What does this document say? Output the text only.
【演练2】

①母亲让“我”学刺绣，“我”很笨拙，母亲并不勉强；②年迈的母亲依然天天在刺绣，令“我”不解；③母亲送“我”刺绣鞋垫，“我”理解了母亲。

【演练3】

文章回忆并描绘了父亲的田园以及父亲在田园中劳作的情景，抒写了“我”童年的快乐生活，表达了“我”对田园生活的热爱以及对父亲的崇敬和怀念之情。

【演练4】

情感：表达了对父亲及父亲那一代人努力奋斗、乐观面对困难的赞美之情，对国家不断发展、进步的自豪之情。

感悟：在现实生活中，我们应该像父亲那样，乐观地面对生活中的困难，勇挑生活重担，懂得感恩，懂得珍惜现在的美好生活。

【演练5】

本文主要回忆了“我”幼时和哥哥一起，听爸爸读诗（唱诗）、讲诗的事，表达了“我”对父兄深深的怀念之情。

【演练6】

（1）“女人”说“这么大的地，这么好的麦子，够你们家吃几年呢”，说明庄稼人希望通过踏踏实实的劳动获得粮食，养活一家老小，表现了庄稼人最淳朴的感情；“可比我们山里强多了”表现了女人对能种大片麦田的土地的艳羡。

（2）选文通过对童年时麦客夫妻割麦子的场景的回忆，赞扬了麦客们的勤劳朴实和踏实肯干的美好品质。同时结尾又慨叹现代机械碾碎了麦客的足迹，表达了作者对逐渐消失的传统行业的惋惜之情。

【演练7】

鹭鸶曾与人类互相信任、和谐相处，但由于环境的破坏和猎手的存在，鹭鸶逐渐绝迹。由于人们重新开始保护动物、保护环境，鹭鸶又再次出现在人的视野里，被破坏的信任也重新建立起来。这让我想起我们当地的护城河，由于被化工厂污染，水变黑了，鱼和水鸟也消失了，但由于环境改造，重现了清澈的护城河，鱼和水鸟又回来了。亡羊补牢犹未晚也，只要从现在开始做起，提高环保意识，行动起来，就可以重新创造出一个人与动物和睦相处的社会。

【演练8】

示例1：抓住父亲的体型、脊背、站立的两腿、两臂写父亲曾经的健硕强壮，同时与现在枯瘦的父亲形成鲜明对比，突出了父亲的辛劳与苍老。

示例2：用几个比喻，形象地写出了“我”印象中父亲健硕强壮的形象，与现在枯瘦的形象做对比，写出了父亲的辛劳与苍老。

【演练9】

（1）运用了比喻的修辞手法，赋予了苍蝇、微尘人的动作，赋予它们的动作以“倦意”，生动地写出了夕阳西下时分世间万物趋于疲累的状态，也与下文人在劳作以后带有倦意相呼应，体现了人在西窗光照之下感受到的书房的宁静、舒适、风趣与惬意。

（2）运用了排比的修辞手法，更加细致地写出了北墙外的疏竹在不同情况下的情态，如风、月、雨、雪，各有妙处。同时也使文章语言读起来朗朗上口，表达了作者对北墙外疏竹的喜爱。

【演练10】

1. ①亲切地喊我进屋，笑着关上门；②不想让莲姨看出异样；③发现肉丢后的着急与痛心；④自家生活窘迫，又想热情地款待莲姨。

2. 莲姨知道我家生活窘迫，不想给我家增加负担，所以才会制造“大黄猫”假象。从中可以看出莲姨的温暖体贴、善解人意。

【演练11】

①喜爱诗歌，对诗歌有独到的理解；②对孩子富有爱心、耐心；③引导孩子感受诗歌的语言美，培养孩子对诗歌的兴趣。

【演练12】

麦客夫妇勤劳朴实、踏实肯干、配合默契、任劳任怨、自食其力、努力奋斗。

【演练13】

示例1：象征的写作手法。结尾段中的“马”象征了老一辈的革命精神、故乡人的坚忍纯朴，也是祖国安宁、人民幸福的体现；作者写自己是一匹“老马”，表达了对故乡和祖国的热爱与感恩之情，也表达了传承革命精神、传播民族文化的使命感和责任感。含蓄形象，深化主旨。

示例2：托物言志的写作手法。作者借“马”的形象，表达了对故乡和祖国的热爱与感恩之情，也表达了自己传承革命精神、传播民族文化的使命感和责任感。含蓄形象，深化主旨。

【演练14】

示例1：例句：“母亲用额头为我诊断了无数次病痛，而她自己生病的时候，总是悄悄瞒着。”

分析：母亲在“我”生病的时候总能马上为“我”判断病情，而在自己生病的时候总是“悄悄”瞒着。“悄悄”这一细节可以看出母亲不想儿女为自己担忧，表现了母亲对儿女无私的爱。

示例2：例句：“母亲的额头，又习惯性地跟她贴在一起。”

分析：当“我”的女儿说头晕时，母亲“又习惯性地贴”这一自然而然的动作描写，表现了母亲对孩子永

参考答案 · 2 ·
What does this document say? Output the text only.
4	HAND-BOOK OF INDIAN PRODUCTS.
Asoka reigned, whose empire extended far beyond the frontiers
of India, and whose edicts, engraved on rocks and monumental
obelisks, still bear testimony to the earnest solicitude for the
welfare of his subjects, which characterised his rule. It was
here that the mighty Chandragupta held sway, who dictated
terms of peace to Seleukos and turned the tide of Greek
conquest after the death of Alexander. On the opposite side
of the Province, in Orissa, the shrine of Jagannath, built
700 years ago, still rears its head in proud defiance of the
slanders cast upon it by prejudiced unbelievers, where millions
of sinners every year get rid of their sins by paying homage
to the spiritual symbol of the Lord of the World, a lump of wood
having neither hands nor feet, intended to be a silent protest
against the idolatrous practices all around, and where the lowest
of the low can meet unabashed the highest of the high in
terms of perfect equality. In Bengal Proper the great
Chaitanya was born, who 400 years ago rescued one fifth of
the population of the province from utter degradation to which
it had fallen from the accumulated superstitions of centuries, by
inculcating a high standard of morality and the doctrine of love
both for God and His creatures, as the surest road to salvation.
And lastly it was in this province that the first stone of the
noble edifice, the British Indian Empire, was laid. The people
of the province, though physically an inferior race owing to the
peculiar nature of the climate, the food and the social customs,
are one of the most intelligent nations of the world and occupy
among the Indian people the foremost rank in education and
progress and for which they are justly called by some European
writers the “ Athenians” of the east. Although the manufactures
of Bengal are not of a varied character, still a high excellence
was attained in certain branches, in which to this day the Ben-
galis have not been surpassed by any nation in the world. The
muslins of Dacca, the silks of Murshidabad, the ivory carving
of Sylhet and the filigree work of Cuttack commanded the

§ **Aim**
Can you give every line above again, exactly as written?

§ **Exercise output**
What does this document say? Output the text only.
【演练2】

①母亲让“我”学刺绣，“我”很笨拙，母亲并不勉强；②年迈的母亲依然天天在刺绣，令“我”不解；③母亲送“我”刺绣鞋垫，“我”理解了母亲。

【演练3】

文章回忆并描绘了父亲的田园以及父亲在田园中劳作的情景，抒写了“我”童年的快乐生活，表达了“我”对田园生活的热爱以及对父亲的崇敬和怀念之情。

【演练4】

情感：表达了对父亲及父亲那一代人努力奋斗、乐观面对困难的赞美之情，对国家不断发展、进步的自豪之情。

感悟：在现实生活中，我们应该像父亲那样，乐观地面对生活中的困难，勇挑生活重担，懂得感恩，懂得珍惜现在的美好生活。

【演练5】

本文主要回忆了“我”幼时和哥哥一起，听爸爸读诗（唱诗）、讲诗的事，表达了“我”对父兄深深的怀念之情。

【演练6】

（1）“女人”说“这么大的地，这么好的麦子，够你们家吃几年呢”，说明庄稼人希望通过踏踏实实的劳动获得粮食，养活一家老小，表现了庄稼人最淳朴的感情；“可比我们山里强多了”表现了女人对能种大片麦田的土地的艳羡。

（2）选文通过对童年时麦客夫妻割麦子的场景的回忆，赞扬了麦客们的勤劳朴实和踏实肯干的美好品质。同时结尾又慨叹现代机械碾碎了麦客的足迹，表达了作者对逐渐消失的传统行业的惋惜之情。

【演练7】

鹭鸶曾与人类互相信任、和谐相处，但由于环境的破坏和猎手的存在，鹭鸶逐渐绝迹。由于人们重新开始保护动物、保护环境，鹭鸶又再次出现在人的视野里，被破坏的信任也重新建立起来。这让我想起我们当地的护城河，由于被化工厂污染，水变黑了，鱼和水鸟也消失了，但由于环境改造，重现了清澈的护城河，鱼和水鸟又回来了。亡羊补牢犹未晚也，只要从现在开始做起，提高环保意识，行动起来，就可以重新创造出一个人与动物和睦相处的社会。

【演练8】

示例1：抓住父亲的体型、脊背、站立的两腿、两臂写父亲曾经的健硕强壮，同时与现在枯瘦的父亲形成鲜明对比，突出了父亲的辛劳与苍老。

示例2：用几个比喻，形象地写出了“我”印象中父亲健硕强壮的形象，与现在枯瘦的形象做对比，写出了父亲的辛劳与苍老。

【演练9】

（1）运用了比喻的修辞手法，赋予了苍蝇、微尘人的动作，赋予它们的动作以“倦意”，生动地写出了夕阳西下时分世间万物趋于疲累的状态，也与下文人在劳作以后带有倦意相呼应，体现了人在西窗光照之下感受到的书房的宁静、舒适、风趣与惬意。

（2）运用了排比的修辞手法，更加细致地写出了北墙外的疏竹在不同情况下的情态，如风、月、雨、雪，各有妙处。同时也使文章语言读起来朗朗上口，表达了作者对北墙外疏竹的喜爱。

【演练10】

1. ①亲切地喊我进屋，笑着关上门；②不想让莲姨看出异样；③发现肉丢后的着急与痛心；④自家生活窘迫，又想热情地款待莲姨。

2. 莲姨知道我家生活窘迫，不想给我家增加负担，所以才会制造“大黄猫”假象。从中可以看出莲姨的温暖体贴、善解人意。

【演练11】

①喜爱诗歌，对诗歌有独到的理解；②对孩子富有爱心、耐心；③引导孩子感受诗歌的语言美，培养孩子对诗歌的兴趣。

【演练12】

麦客夫妇勤劳朴实、踏实肯干、配合默契、任劳任怨、自食其力、努力奋斗。

【演练13】

示例1：象征的写作手法。结尾段中的“马”象征了老一辈的革命精神、故乡人的坚忍纯朴，也是祖国安宁、人民幸福的体现；作者写自己是一匹“老马”，表达了对故乡和祖国的热爱与感恩之情，也表达了传承革命精神、传播民族文化的使命感和责任感。含蓄形象，深化主旨。

示例2：托物言志的写作手法。作者借“马”的形象，表达了对故乡和祖国的热爱与感恩之情，也表达了自己传承革命精神、传播民族文化的使命感和责任感。含蓄形象，深化主旨。

【演练14】

示例1：例句：“母亲用额头为我诊断了无数次病痛，而她自己生病的时候，总是悄悄瞒着。”

分析：母亲在“我”生病的时候总能马上为“我”判断病情，而在自己生病的时候总是“悄悄”瞒着。“悄悄”这一细节可以看出母亲不想儿女为自己担忧，表现了母亲对儿女无私的爱。

示例2：例句：“母亲的额头，又习惯性地跟她贴在一起。”

分析：当“我”的女儿说头晕时，母亲“又习惯性地贴”这一自然而然的动作描写，表现了母亲对孩子永

参考答案 · 2 ·
What does this document say? Output the text only.
4	HAND-BOOK OF INDIAN PRODUCTS.
Asoka reigned, whose empire extended far beyond the frontiers
of India, and whose edicts, engraved on rocks and monumental
obelisks, still bear testimony to the earnest solicitude for the
welfare of his subjects, which characterised his rule. It was
here that the mighty Chandragupta held sway, who dictated
terms of peace to Seleukos and turned the tide of Greek
conquest after the death of Alexander. On the opposite side
of the Province, in Orissa, the shrine of Jagannath, built
700 years ago, still rears its head in proud defiance of the
slanders cast upon it by prejudiced unbelievers, where millions
of sinners every year get rid of their sins by paying homage
to the spiritual symbol of the Lord of the World, a lump of wood
having neither hands nor feet, intended to be a silent protest
against the idolatrous practices all around, and where the lowest
of the low can meet unabashed the highest of the high in
terms of perfect equality. In Bengal Proper the great
Chaitanya was born, who 400 years ago rescued one fifth of
the population of the province from utter degradation to which
it had fallen from the accumulated superstitions of centuries, by
inculcating a high standard of morality and the doctrine of love
both for God and His creatures, as the surest road to salvation.
And lastly it was in this province that the first stone of the
noble edifice, the British Indian Empire, was laid. The people
of the province, though physically an inferior race owing to the
peculiar nature of the climate, the food and the social customs,
are one of the most intelligent nations of the world and occupy
among the Indian people the foremost rank in education and
progress and for which they are justly called by some European
writers the “ Athenians” of the east. Although the manufactures
of Bengal are not of a varied character, still a high excellence
was attained in certain branches, in which to this day the Ben-
galis have not been surpassed by any nation in the world. The
muslins of Dacca, the silks of Murshidabad, the ivory carving
of Sylhet and the filigree work of Cuttack commanded the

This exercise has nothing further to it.